**Required work:** Find every line below with the string "screenshot" and pick it out.

Figure dataset records:
○ ○ ○ ○ ○ ○ ○

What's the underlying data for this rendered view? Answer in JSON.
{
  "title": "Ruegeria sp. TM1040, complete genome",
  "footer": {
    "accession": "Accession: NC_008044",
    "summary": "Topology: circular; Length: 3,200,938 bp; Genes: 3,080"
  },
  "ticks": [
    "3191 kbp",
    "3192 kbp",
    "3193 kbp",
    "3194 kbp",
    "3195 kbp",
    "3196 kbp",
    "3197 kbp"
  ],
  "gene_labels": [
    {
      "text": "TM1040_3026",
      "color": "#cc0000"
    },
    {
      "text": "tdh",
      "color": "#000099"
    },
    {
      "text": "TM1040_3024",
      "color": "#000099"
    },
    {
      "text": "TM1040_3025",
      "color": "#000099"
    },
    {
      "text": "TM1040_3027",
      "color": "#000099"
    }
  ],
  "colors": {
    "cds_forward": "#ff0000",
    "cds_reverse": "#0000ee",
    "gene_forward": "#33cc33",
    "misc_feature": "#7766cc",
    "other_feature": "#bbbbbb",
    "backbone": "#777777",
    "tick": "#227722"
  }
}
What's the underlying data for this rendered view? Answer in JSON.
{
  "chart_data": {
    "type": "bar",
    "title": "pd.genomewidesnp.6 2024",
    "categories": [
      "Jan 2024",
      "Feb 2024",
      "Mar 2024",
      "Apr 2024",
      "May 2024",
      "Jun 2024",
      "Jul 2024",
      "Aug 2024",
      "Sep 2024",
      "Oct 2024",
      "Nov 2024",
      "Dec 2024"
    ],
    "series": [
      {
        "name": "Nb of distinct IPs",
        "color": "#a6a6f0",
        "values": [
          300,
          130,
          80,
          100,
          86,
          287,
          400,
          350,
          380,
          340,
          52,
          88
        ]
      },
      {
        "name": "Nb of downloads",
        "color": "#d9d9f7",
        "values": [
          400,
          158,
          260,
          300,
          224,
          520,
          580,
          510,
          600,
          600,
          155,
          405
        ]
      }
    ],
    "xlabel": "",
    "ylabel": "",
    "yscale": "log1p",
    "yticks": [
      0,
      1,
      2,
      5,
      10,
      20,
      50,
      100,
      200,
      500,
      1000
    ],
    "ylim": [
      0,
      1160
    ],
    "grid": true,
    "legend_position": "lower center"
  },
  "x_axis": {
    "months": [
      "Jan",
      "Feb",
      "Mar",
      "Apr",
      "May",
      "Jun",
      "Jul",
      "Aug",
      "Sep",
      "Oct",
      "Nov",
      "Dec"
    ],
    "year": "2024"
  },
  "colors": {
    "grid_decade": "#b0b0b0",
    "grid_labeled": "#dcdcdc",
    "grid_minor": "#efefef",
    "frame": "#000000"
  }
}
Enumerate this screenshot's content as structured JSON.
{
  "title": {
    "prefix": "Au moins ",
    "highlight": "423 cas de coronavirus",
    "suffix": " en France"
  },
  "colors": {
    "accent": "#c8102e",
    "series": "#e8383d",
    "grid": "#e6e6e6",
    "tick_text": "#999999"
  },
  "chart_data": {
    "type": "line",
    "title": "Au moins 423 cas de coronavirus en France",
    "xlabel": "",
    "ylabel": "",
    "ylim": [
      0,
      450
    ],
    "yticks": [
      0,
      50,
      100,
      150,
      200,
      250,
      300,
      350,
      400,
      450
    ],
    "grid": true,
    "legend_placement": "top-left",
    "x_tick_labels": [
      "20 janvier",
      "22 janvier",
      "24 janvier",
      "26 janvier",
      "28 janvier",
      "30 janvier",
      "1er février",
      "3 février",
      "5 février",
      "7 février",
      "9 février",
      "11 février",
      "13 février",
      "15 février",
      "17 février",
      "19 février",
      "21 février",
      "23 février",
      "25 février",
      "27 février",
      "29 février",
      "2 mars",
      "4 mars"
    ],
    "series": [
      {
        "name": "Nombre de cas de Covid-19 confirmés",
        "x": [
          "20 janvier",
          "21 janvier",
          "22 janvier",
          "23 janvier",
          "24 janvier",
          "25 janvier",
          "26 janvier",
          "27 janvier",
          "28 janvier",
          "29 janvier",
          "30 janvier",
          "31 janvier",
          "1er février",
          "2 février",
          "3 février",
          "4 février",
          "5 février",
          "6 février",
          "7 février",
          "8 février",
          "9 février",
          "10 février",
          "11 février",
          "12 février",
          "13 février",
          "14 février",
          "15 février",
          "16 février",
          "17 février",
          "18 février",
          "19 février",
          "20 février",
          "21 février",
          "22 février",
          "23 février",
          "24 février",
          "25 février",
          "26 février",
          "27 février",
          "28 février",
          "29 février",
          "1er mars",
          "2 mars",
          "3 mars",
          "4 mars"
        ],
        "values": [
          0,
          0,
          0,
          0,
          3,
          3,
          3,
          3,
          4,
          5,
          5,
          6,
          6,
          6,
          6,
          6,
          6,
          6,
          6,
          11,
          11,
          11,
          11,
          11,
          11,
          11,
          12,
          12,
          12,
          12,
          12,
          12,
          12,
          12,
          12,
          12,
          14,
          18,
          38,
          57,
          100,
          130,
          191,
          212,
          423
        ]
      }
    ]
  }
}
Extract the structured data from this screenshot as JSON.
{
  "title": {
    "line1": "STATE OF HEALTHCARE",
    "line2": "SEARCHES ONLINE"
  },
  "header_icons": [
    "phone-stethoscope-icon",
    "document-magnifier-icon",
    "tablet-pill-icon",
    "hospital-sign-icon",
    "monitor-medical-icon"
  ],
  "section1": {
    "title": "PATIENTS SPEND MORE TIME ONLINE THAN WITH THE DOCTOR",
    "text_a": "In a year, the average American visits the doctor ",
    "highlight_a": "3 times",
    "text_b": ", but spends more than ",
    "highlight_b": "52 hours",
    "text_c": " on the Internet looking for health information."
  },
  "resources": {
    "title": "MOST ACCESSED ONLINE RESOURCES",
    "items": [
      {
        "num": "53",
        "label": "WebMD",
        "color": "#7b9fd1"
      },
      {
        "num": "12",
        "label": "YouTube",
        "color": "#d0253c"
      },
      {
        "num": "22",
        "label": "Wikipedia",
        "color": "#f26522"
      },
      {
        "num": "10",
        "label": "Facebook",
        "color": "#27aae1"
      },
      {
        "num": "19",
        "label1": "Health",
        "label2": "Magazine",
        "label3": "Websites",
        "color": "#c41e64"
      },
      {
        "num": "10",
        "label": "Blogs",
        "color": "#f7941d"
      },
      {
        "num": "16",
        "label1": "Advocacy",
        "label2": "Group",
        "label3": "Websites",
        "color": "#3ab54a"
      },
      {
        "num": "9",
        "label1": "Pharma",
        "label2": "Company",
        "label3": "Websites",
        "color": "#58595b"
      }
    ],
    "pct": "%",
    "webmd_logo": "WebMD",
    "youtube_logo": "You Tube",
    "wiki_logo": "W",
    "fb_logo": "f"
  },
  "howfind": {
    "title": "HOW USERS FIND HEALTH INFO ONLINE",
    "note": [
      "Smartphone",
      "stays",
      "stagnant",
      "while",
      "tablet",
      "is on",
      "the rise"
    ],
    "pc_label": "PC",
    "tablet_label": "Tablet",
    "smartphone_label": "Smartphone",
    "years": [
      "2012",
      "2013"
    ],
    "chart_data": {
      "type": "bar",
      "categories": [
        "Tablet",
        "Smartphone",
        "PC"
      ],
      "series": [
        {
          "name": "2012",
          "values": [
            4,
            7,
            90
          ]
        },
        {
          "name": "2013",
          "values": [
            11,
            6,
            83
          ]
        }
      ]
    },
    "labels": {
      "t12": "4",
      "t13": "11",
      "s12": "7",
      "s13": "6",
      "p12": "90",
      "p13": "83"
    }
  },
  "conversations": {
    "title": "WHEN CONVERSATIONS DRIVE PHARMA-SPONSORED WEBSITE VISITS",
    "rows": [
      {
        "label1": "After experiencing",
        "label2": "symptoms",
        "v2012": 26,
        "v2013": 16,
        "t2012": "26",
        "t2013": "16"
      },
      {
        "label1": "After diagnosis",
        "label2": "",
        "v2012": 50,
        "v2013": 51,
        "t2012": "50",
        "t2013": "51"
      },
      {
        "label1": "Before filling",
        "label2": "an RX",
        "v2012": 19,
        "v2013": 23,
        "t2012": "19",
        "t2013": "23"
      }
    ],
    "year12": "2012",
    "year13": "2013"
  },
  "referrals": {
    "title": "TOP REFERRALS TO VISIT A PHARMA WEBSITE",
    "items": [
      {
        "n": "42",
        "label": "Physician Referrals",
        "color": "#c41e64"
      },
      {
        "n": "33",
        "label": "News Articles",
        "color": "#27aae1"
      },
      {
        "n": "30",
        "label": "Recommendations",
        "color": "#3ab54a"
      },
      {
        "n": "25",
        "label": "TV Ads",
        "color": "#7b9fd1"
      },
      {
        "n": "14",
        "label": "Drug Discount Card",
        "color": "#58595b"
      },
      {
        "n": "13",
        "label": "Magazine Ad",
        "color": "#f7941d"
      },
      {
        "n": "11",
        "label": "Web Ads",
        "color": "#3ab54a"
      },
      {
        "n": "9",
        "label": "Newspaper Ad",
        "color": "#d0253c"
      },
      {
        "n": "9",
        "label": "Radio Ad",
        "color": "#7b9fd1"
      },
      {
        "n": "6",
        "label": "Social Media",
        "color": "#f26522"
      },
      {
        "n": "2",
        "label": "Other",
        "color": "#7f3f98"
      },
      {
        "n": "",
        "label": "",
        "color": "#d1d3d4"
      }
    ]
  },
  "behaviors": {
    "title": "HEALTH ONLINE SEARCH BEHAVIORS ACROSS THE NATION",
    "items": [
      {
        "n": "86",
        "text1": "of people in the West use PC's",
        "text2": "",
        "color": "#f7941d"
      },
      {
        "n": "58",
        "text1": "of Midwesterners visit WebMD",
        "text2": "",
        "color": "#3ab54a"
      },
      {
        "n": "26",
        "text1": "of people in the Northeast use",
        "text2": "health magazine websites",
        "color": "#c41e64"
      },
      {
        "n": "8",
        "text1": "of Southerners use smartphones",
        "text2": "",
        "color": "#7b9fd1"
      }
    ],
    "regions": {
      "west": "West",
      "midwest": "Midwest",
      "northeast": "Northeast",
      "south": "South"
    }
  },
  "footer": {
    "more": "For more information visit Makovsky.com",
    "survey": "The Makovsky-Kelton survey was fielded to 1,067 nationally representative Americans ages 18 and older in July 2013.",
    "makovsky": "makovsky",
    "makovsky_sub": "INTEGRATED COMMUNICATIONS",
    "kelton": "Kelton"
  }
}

○ ○ ○ ○ ○ ○ ○

**Result:**
Enumerate this screenshot's content as structured JSON.
Extract the structured data from this screenshot as JSON.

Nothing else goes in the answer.